*TASK TO CARRY OUT*: Transcribe the material in full, exactly as written.

*INFORMATION PROVIDED*:
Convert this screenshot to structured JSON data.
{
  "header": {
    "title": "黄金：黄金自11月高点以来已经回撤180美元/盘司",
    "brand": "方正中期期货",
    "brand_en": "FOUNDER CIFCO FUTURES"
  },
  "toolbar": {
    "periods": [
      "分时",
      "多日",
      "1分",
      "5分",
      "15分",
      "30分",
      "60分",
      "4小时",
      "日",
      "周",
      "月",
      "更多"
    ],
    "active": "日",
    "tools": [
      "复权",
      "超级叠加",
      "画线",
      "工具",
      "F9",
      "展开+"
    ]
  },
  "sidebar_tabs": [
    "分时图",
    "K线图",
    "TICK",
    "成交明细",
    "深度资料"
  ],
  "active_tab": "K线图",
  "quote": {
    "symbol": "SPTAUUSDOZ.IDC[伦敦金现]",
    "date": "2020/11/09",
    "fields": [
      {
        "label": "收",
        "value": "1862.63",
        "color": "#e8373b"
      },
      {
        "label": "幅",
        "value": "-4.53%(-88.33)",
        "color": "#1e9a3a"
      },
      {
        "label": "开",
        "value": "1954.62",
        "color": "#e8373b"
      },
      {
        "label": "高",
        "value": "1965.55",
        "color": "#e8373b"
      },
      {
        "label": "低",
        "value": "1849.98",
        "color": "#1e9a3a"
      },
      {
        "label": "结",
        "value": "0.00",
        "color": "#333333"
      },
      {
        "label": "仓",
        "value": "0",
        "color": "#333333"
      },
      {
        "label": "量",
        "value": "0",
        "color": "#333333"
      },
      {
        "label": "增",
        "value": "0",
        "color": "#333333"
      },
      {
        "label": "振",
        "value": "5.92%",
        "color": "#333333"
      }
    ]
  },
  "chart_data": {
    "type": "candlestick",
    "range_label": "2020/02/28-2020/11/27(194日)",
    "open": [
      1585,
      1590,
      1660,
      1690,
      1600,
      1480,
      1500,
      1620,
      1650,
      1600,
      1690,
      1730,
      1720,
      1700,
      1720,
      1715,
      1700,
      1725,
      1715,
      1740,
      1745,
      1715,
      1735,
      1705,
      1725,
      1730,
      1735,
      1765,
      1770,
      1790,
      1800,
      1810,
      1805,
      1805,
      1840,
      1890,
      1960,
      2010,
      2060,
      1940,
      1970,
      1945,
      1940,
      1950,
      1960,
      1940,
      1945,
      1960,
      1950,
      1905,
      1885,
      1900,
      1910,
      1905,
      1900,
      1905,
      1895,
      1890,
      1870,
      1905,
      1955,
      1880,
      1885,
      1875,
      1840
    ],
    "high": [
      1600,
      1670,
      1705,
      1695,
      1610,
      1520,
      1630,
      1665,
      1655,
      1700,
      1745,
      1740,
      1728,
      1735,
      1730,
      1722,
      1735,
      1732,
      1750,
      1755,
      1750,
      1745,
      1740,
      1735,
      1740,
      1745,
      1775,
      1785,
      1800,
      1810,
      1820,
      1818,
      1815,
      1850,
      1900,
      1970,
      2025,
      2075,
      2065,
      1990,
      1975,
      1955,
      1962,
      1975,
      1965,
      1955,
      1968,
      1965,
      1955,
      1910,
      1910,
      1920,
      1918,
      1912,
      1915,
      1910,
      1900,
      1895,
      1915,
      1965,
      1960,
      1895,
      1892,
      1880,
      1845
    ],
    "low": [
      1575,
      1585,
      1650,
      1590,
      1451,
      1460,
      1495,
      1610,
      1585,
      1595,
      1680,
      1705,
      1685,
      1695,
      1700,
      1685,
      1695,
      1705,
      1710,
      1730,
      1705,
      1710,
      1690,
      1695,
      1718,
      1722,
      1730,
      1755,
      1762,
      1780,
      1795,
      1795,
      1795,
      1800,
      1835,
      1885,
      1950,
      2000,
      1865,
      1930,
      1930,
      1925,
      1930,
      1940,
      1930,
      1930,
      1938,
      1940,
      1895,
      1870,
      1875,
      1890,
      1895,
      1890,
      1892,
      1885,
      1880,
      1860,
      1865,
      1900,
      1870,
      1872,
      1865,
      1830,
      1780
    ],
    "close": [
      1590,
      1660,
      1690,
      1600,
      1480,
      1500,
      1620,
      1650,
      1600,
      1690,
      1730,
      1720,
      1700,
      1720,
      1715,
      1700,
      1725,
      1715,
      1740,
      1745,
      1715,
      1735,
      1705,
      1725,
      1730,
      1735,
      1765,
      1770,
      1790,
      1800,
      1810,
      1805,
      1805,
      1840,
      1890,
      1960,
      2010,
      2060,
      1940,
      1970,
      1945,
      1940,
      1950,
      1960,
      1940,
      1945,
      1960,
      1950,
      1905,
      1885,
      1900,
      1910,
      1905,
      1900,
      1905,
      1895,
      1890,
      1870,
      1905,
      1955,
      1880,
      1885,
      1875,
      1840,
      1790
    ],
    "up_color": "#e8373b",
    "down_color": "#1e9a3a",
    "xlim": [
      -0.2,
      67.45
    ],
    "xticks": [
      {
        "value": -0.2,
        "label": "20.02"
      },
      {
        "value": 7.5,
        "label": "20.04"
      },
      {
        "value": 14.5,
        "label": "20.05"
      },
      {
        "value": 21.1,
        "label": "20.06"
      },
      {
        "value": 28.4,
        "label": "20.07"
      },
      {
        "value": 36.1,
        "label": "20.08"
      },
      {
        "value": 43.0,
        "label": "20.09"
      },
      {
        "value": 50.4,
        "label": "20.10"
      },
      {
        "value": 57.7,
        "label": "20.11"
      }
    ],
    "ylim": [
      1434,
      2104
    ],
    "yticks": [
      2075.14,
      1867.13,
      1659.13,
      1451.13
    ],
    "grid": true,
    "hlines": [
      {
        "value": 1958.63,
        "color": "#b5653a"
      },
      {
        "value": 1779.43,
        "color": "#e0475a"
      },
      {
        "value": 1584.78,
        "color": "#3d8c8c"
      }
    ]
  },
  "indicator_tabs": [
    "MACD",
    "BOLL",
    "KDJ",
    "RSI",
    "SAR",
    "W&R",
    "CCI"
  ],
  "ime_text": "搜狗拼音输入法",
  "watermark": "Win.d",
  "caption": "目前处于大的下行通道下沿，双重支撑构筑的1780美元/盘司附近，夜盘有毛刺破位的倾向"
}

*TASK ANSWER*:
Convert this screenshot to structured JSON data.
{
  "header": {
    "title": "黄金：黄金自11月高点以来已经回撤180美元/盘司",
    "brand": "方正中期期货",
    "brand_en": "FOUNDER CIFCO FUTURES"
  },
  "toolbar": {
    "periods": [
      "分时",
      "多日",
      "1分",
      "5分",
      "15分",
      "30分",
      "60分",
      "4小时",
      "日",
      "周",
      "月",
      "更多"
    ],
    "active": "日",
    "tools": [
      "复权",
      "超级叠加",
      "画线",
      "工具",
      "F9",
      "展开+"
    ]
  },
  "sidebar_tabs": [
    "分时图",
    "K线图",
    "TICK",
    "成交明细",
    "深度资料"
  ],
  "active_tab": "K线图",
  "quote": {
    "symbol": "SPTAUUSDOZ.IDC[伦敦金现]",
    "date": "2020/11/09",
    "fields": [
      {
        "label": "收",
        "value": "1862.63",
        "color": "#e8373b"
      },
      {
        "label": "幅",
        "value": "-4.53%(-88.33)",
        "color": "#1e9a3a"
      },
      {
        "label": "开",
        "value": "1954.62",
        "color": "#e8373b"
      },
      {
        "label": "高",
        "value": "1965.55",
        "color": "#e8373b"
      },
      {
        "label": "低",
        "value": "1849.98",
        "color": "#1e9a3a"
      },
      {
        "label": "结",
        "value": "0.00",
        "color": "#333333"
      },
      {
        "label": "仓",
        "value": "0",
        "color": "#333333"
      },
      {
        "label": "量",
        "value": "0",
        "color": "#333333"
      },
      {
        "label": "增",
        "value": "0",
        "color": "#333333"
      },
      {
        "label": "振",
        "value": "5.92%",
        "color": "#333333"
      }
    ]
  },
  "chart_data": {
    "type": "candlestick",
    "range_label": "2020/02/28-2020/11/27(194日)",
    "open": [
      1585,
      1590,
      1660,
      1690,
      1600,
      1480,
      1500,
      1620,
      1650,
      1600,
      1690,
      1730,
      1720,
      1700,
      1720,
      1715,
      1700,
      1725,
      1715,
      1740,
      1745,
      1715,
      1735,
      1705,
      1725,
      1730,
      1735,
      1765,
      1770,
      1790,
      1800,
      1810,
      1805,
      1805,
      1840,
      1890,
      1960,
      2010,
      2060,
      1940,
      1970,
      1945,
      1940,
      1950,
      1960,
      1940,
      1945,
      1960,
      1950,
      1905,
      1885,
      1900,
      1910,
      1905,
      1900,
      1905,
      1895,
      1890,
      1870,
      1905,
      1955,
      1880,
      1885,
      1875,
      1840
    ],
    "high": [
      1600,
      1670,
      1705,
      1695,
      1610,
      1520,
      1630,
      1665,
      1655,
      1700,
      1745,
      1740,
      1728,
      1735,
      1730,
      1722,
      1735,
      1732,
      1750,
      1755,
      1750,
      1745,
      1740,
      1735,
      1740,
      1745,
      1775,
      1785,
      1800,
      1810,
      1820,
      1818,
      1815,
      1850,
      1900,
      1970,
      2025,
      2075,
      2065,
      1990,
      1975,
      1955,
      1962,
      1975,
      1965,
      1955,
      1968,
      1965,
      1955,
      1910,
      1910,
      1920,
      1918,
      1912,
      1915,
      1910,
      1900,
      1895,
      1915,
      1965,
      1960,
      1895,
      1892,
      1880,
      1845
    ],
    "low": [
      1575,
      1585,
      1650,
      1590,
      1451,
      1460,
      1495,
      1610,
      1585,
      1595,
      1680,
      1705,
      1685,
      1695,
      1700,
      1685,
      1695,
      1705,
      1710,
      1730,
      1705,
      1710,
      1690,
      1695,
      1718,
      1722,
      1730,
      1755,
      1762,
      1780,
      1795,
      1795,
      1795,
      1800,
      1835,
      1885,
      1950,
      2000,
      1865,
      1930,
      1930,
      1925,
      1930,
      1940,
      1930,
      1930,
      1938,
      1940,
      1895,
      1870,
      1875,
      1890,
      1895,
      1890,
      1892,
      1885,
      1880,
      1860,
      1865,
      1900,
      1870,
      1872,
      1865,
      1830,
      1780
    ],
    "close": [
      1590,
      1660,
      1690,
      1600,
      1480,
      1500,
      1620,
      1650,
      1600,
      1690,
      1730,
      1720,
      1700,
      1720,
      1715,
      1700,
      1725,
      1715,
      1740,
      1745,
      1715,
      1735,
      1705,
      1725,
      1730,
      1735,
      1765,
      1770,
      1790,
      1800,
      1810,
      1805,
      1805,
      1840,
      1890,
      1960,
      2010,
      2060,
      1940,
      1970,
      1945,
      1940,
      1950,
      1960,
      1940,
      1945,
      1960,
      1950,
      1905,
      1885,
      1900,
      1910,
      1905,
      1900,
      1905,
      1895,
      1890,
      1870,
      1905,
      1955,
      1880,
      1885,
      1875,
      1840,
      1790
    ],
    "up_color": "#e8373b",
    "down_color": "#1e9a3a",
    "xlim": [
      -0.2,
      67.45
    ],
    "xticks": [
      {
        "value": -0.2,
        "label": "20.02"
      },
      {
        "value": 7.5,
        "label": "20.04"
      },
      {
        "value": 14.5,
        "label": "20.05"
      },
      {
        "value": 21.1,
        "label": "20.06"
      },
      {
        "value": 28.4,
        "label": "20.07"
      },
      {
        "value": 36.1,
        "label": "20.08"
      },
      {
        "value": 43.0,
        "label": "20.09"
      },
      {
        "value": 50.4,
        "label": "20.10"
      },
      {
        "value": 57.7,
        "label": "20.11"
      }
    ],
    "ylim": [
      1434,
      2104
    ],
    "yticks": [
      2075.14,
      1867.13,
      1659.13,
      1451.13
    ],
    "grid": true,
    "hlines": [
      {
        "value": 1958.63,
        "color": "#b5653a"
      },
      {
        "value": 1779.43,
        "color": "#e0475a"
      },
      {
        "value": 1584.78,
        "color": "#3d8c8c"
      }
    ]
  },
  "indicator_tabs": [
    "MACD",
    "BOLL",
    "KDJ",
    "RSI",
    "SAR",
    "W&R",
    "CCI"
  ],
  "ime_text": "搜狗拼音输入法",
  "watermark": "Win.d",
  "caption": "目前处于大的下行通道下沿，双重支撑构筑的1780美元/盘司附近，夜盘有毛刺破位的倾向"
}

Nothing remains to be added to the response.